What you should do: Transcribe all of the material below word for word and leave out its pictures.

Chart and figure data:

━━━━━━━━━━━━━━━━━━━━━━━━━━━━━━

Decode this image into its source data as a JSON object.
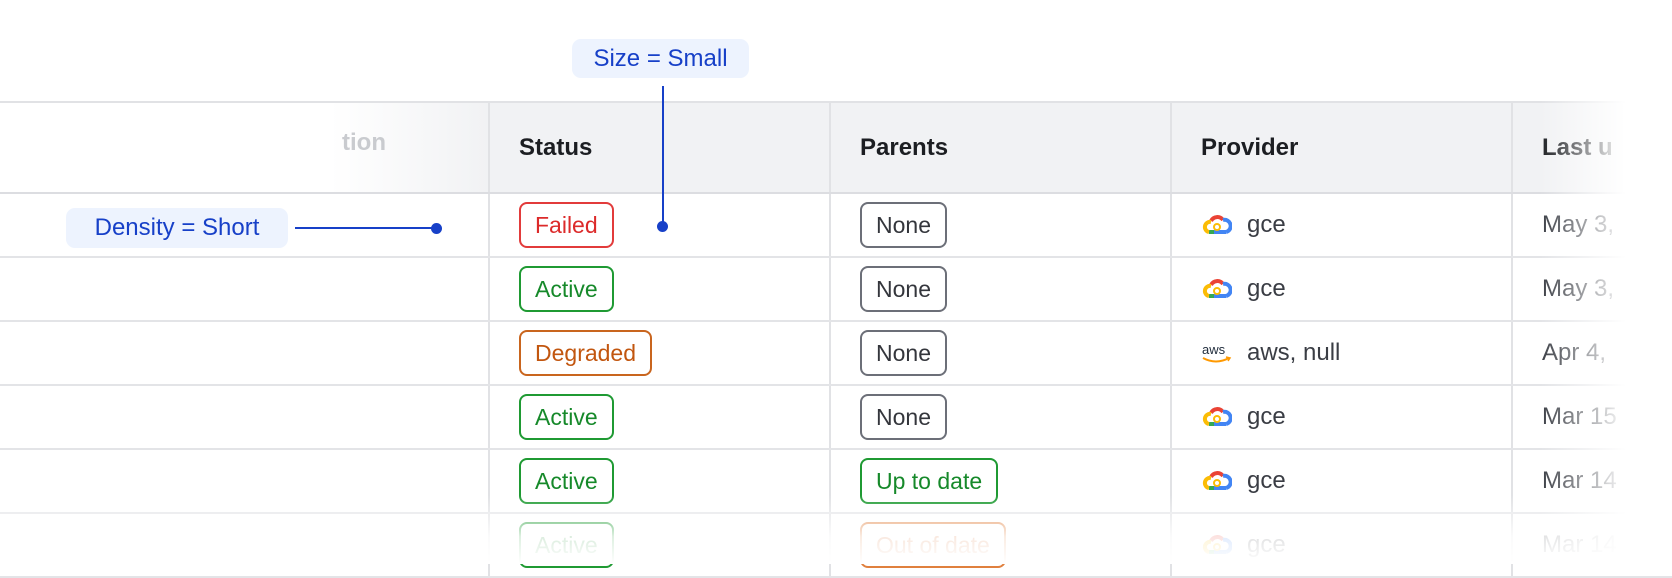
{
  "callouts": {
    "size": "Size = Small",
    "density": "Density = Short"
  },
  "columns": {
    "partial_left": "tion",
    "status": "Status",
    "parents": "Parents",
    "provider": "Provider",
    "last": "Last u"
  },
  "rows": [
    {
      "status": "Failed",
      "status_tone": "red",
      "parents": "None",
      "parents_tone": "gray",
      "provider_icon": "google-cloud-icon",
      "provider": "gce",
      "last": "May 3,"
    },
    {
      "status": "Active",
      "status_tone": "green",
      "parents": "None",
      "parents_tone": "gray",
      "provider_icon": "google-cloud-icon",
      "provider": "gce",
      "last": "May 3,"
    },
    {
      "status": "Degraded",
      "status_tone": "orange",
      "parents": "None",
      "parents_tone": "gray",
      "provider_icon": "aws-icon",
      "provider": "aws, null",
      "last": "Apr 4,"
    },
    {
      "status": "Active",
      "status_tone": "green",
      "parents": "None",
      "parents_tone": "gray",
      "provider_icon": "google-cloud-icon",
      "provider": "gce",
      "last": "Mar 15"
    },
    {
      "status": "Active",
      "status_tone": "green",
      "parents": "Up to date",
      "parents_tone": "green",
      "provider_icon": "google-cloud-icon",
      "provider": "gce",
      "last": "Mar 14"
    },
    {
      "status": "Active",
      "status_tone": "green",
      "parents": "Out of date",
      "parents_tone": "lorange",
      "provider_icon": "google-cloud-icon",
      "provider": "gce",
      "last": "Mar 14"
    }
  ],
  "colors": {
    "accent": "#1740c8",
    "callout_bg": "#edf3fe",
    "header_bg": "#f1f2f4",
    "failed": "#dc2a2a",
    "active": "#16892a",
    "degraded": "#c2560f",
    "neutral": "#6c6f78"
  }
}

━━━━━━━━━━━━━━━━━━━━━━━━━━━━━━

Correct output:
Decode this image into its source data as a JSON object.
{
  "callouts": {
    "size": "Size = Small",
    "density": "Density = Short"
  },
  "columns": {
    "partial_left": "tion",
    "status": "Status",
    "parents": "Parents",
    "provider": "Provider",
    "last": "Last u"
  },
  "rows": [
    {
      "status": "Failed",
      "status_tone": "red",
      "parents": "None",
      "parents_tone": "gray",
      "provider_icon": "google-cloud-icon",
      "provider": "gce",
      "last": "May 3,"
    },
    {
      "status": "Active",
      "status_tone": "green",
      "parents": "None",
      "parents_tone": "gray",
      "provider_icon": "google-cloud-icon",
      "provider": "gce",
      "last": "May 3,"
    },
    {
      "status": "Degraded",
      "status_tone": "orange",
      "parents": "None",
      "parents_tone": "gray",
      "provider_icon": "aws-icon",
      "provider": "aws, null",
      "last": "Apr 4,"
    },
    {
      "status": "Active",
      "status_tone": "green",
      "parents": "None",
      "parents_tone": "gray",
      "provider_icon": "google-cloud-icon",
      "provider": "gce",
      "last": "Mar 15"
    },
    {
      "status": "Active",
      "status_tone": "green",
      "parents": "Up to date",
      "parents_tone": "green",
      "provider_icon": "google-cloud-icon",
      "provider": "gce",
      "last": "Mar 14"
    },
    {
      "status": "Active",
      "status_tone": "green",
      "parents": "Out of date",
      "parents_tone": "lorange",
      "provider_icon": "google-cloud-icon",
      "provider": "gce",
      "last": "Mar 14"
    }
  ],
  "colors": {
    "accent": "#1740c8",
    "callout_bg": "#edf3fe",
    "header_bg": "#f1f2f4",
    "failed": "#dc2a2a",
    "active": "#16892a",
    "degraded": "#c2560f",
    "neutral": "#6c6f78"
  }
}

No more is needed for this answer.